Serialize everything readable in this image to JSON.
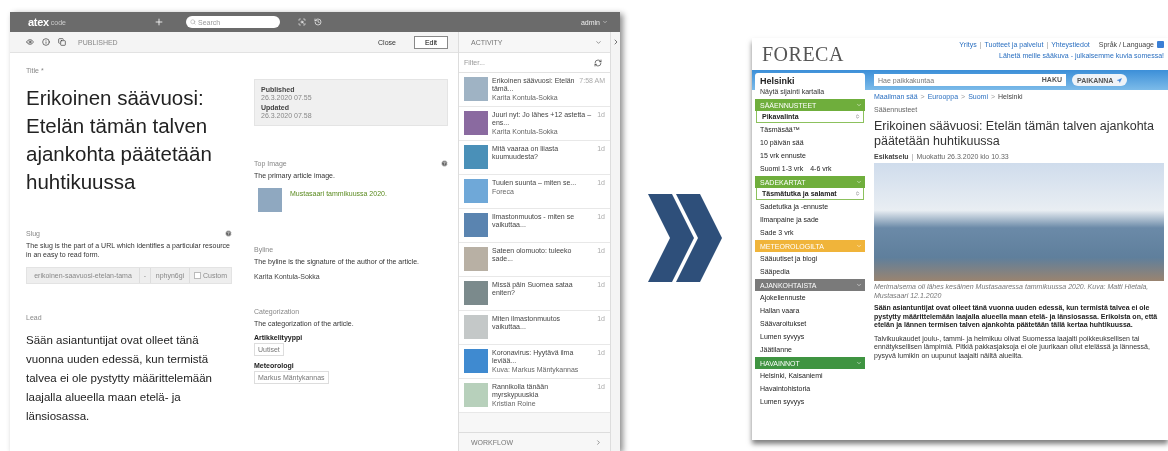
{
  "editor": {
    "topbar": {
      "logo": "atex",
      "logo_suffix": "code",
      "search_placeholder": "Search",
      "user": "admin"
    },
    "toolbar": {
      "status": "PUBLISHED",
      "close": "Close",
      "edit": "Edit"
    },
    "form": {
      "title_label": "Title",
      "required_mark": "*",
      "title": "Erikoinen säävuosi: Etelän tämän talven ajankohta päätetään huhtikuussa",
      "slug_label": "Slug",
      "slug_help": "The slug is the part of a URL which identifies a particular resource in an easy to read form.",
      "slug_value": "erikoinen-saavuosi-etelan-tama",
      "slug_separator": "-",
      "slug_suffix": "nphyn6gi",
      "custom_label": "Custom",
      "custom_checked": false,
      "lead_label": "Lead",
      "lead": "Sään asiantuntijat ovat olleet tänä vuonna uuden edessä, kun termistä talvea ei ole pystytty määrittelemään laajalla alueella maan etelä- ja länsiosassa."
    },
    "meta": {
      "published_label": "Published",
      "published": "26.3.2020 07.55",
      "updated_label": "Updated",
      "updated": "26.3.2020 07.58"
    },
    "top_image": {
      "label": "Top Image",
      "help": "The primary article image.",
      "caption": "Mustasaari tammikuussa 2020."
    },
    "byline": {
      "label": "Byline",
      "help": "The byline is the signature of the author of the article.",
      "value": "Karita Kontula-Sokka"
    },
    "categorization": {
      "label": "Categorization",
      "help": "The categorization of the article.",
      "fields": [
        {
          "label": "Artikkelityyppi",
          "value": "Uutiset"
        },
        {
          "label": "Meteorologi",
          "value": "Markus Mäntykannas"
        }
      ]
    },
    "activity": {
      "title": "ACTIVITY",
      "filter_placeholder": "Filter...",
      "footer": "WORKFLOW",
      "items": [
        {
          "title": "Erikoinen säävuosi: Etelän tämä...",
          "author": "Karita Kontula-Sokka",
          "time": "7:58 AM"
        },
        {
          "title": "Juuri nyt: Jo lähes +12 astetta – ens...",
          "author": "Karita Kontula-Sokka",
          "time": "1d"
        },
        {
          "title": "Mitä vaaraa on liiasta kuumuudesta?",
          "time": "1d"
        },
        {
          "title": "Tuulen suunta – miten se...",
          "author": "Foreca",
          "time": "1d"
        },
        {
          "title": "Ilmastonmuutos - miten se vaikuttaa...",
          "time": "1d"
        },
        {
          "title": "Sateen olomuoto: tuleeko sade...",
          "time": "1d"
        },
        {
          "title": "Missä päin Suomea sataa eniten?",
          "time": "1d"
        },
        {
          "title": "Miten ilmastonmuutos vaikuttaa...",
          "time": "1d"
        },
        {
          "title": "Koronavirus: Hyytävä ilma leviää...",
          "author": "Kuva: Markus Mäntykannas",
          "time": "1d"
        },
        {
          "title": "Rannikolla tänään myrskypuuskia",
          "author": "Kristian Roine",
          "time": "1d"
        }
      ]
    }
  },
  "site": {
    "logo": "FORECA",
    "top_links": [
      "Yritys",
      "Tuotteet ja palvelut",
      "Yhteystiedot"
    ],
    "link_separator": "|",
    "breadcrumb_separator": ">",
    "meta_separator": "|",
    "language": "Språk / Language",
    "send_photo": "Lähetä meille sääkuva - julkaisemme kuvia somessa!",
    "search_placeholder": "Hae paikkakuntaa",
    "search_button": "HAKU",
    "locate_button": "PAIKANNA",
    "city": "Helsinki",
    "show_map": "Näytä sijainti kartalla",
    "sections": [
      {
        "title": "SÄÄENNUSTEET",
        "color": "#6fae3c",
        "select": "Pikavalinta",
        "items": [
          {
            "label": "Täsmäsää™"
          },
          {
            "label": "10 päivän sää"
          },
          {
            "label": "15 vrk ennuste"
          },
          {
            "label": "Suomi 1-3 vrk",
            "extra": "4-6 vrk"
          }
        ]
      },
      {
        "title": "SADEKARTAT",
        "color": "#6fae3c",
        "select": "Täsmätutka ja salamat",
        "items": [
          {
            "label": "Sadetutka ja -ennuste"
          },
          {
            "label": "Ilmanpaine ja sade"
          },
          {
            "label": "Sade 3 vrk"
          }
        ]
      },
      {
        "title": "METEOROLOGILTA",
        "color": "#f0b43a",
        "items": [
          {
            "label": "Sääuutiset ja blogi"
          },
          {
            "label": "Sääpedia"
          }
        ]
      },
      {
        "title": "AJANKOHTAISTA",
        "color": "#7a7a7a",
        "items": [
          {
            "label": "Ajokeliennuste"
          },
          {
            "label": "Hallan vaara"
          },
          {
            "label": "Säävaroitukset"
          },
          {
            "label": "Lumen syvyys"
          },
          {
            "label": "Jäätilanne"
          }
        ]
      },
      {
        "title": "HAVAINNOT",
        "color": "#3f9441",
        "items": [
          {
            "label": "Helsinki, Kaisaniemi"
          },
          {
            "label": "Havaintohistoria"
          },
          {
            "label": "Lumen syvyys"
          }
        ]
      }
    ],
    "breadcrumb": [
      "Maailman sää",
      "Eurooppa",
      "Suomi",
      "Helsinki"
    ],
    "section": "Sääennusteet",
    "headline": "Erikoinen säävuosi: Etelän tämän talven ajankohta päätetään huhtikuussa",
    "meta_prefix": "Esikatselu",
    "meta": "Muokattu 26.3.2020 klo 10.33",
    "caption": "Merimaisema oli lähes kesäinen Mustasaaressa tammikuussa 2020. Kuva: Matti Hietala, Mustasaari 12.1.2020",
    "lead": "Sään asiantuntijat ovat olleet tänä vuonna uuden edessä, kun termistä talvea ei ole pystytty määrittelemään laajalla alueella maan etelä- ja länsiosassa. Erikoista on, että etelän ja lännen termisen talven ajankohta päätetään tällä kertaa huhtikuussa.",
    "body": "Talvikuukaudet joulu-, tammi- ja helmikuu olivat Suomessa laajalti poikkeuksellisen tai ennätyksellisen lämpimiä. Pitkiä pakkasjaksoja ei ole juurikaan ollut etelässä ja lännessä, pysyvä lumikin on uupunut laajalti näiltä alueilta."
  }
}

## Task statement:
A verbatim copy of the listing, with all pictures removed, is required.

## Answer section:
Serialize everything readable in this image to JSON.
{
  "editor": {
    "topbar": {
      "logo": "atex",
      "logo_suffix": "code",
      "search_placeholder": "Search",
      "user": "admin"
    },
    "toolbar": {
      "status": "PUBLISHED",
      "close": "Close",
      "edit": "Edit"
    },
    "form": {
      "title_label": "Title",
      "required_mark": "*",
      "title": "Erikoinen säävuosi: Etelän tämän talven ajankohta päätetään huhtikuussa",
      "slug_label": "Slug",
      "slug_help": "The slug is the part of a URL which identifies a particular resource in an easy to read form.",
      "slug_value": "erikoinen-saavuosi-etelan-tama",
      "slug_separator": "-",
      "slug_suffix": "nphyn6gi",
      "custom_label": "Custom",
      "custom_checked": false,
      "lead_label": "Lead",
      "lead": "Sään asiantuntijat ovat olleet tänä vuonna uuden edessä, kun termistä talvea ei ole pystytty määrittelemään laajalla alueella maan etelä- ja länsiosassa."
    },
    "meta": {
      "published_label": "Published",
      "published": "26.3.2020 07.55",
      "updated_label": "Updated",
      "updated": "26.3.2020 07.58"
    },
    "top_image": {
      "label": "Top Image",
      "help": "The primary article image.",
      "caption": "Mustasaari tammikuussa 2020."
    },
    "byline": {
      "label": "Byline",
      "help": "The byline is the signature of the author of the article.",
      "value": "Karita Kontula-Sokka"
    },
    "categorization": {
      "label": "Categorization",
      "help": "The categorization of the article.",
      "fields": [
        {
          "label": "Artikkelityyppi",
          "value": "Uutiset"
        },
        {
          "label": "Meteorologi",
          "value": "Markus Mäntykannas"
        }
      ]
    },
    "activity": {
      "title": "ACTIVITY",
      "filter_placeholder": "Filter...",
      "footer": "WORKFLOW",
      "items": [
        {
          "title": "Erikoinen säävuosi: Etelän tämä...",
          "author": "Karita Kontula-Sokka",
          "time": "7:58 AM"
        },
        {
          "title": "Juuri nyt: Jo lähes +12 astetta – ens...",
          "author": "Karita Kontula-Sokka",
          "time": "1d"
        },
        {
          "title": "Mitä vaaraa on liiasta kuumuudesta?",
          "time": "1d"
        },
        {
          "title": "Tuulen suunta – miten se...",
          "author": "Foreca",
          "time": "1d"
        },
        {
          "title": "Ilmastonmuutos - miten se vaikuttaa...",
          "time": "1d"
        },
        {
          "title": "Sateen olomuoto: tuleeko sade...",
          "time": "1d"
        },
        {
          "title": "Missä päin Suomea sataa eniten?",
          "time": "1d"
        },
        {
          "title": "Miten ilmastonmuutos vaikuttaa...",
          "time": "1d"
        },
        {
          "title": "Koronavirus: Hyytävä ilma leviää...",
          "author": "Kuva: Markus Mäntykannas",
          "time": "1d"
        },
        {
          "title": "Rannikolla tänään myrskypuuskia",
          "author": "Kristian Roine",
          "time": "1d"
        }
      ]
    }
  },
  "site": {
    "logo": "FORECA",
    "top_links": [
      "Yritys",
      "Tuotteet ja palvelut",
      "Yhteystiedot"
    ],
    "link_separator": "|",
    "breadcrumb_separator": ">",
    "meta_separator": "|",
    "language": "Språk / Language",
    "send_photo": "Lähetä meille sääkuva - julkaisemme kuvia somessa!",
    "search_placeholder": "Hae paikkakuntaa",
    "search_button": "HAKU",
    "locate_button": "PAIKANNA",
    "city": "Helsinki",
    "show_map": "Näytä sijainti kartalla",
    "sections": [
      {
        "title": "SÄÄENNUSTEET",
        "color": "#6fae3c",
        "select": "Pikavalinta",
        "items": [
          {
            "label": "Täsmäsää™"
          },
          {
            "label": "10 päivän sää"
          },
          {
            "label": "15 vrk ennuste"
          },
          {
            "label": "Suomi 1-3 vrk",
            "extra": "4-6 vrk"
          }
        ]
      },
      {
        "title": "SADEKARTAT",
        "color": "#6fae3c",
        "select": "Täsmätutka ja salamat",
        "items": [
          {
            "label": "Sadetutka ja -ennuste"
          },
          {
            "label": "Ilmanpaine ja sade"
          },
          {
            "label": "Sade 3 vrk"
          }
        ]
      },
      {
        "title": "METEOROLOGILTA",
        "color": "#f0b43a",
        "items": [
          {
            "label": "Sääuutiset ja blogi"
          },
          {
            "label": "Sääpedia"
          }
        ]
      },
      {
        "title": "AJANKOHTAISTA",
        "color": "#7a7a7a",
        "items": [
          {
            "label": "Ajokeliennuste"
          },
          {
            "label": "Hallan vaara"
          },
          {
            "label": "Säävaroitukset"
          },
          {
            "label": "Lumen syvyys"
          },
          {
            "label": "Jäätilanne"
          }
        ]
      },
      {
        "title": "HAVAINNOT",
        "color": "#3f9441",
        "items": [
          {
            "label": "Helsinki, Kaisaniemi"
          },
          {
            "label": "Havaintohistoria"
          },
          {
            "label": "Lumen syvyys"
          }
        ]
      }
    ],
    "breadcrumb": [
      "Maailman sää",
      "Eurooppa",
      "Suomi",
      "Helsinki"
    ],
    "section": "Sääennusteet",
    "headline": "Erikoinen säävuosi: Etelän tämän talven ajankohta päätetään huhtikuussa",
    "meta_prefix": "Esikatselu",
    "meta": "Muokattu 26.3.2020 klo 10.33",
    "caption": "Merimaisema oli lähes kesäinen Mustasaaressa tammikuussa 2020. Kuva: Matti Hietala, Mustasaari 12.1.2020",
    "lead": "Sään asiantuntijat ovat olleet tänä vuonna uuden edessä, kun termistä talvea ei ole pystytty määrittelemään laajalla alueella maan etelä- ja länsiosassa. Erikoista on, että etelän ja lännen termisen talven ajankohta päätetään tällä kertaa huhtikuussa.",
    "body": "Talvikuukaudet joulu-, tammi- ja helmikuu olivat Suomessa laajalti poikkeuksellisen tai ennätyksellisen lämpimiä. Pitkiä pakkasjaksoja ei ole juurikaan ollut etelässä ja lännessä, pysyvä lumikin on uupunut laajalti näiltä alueilta."
  }
}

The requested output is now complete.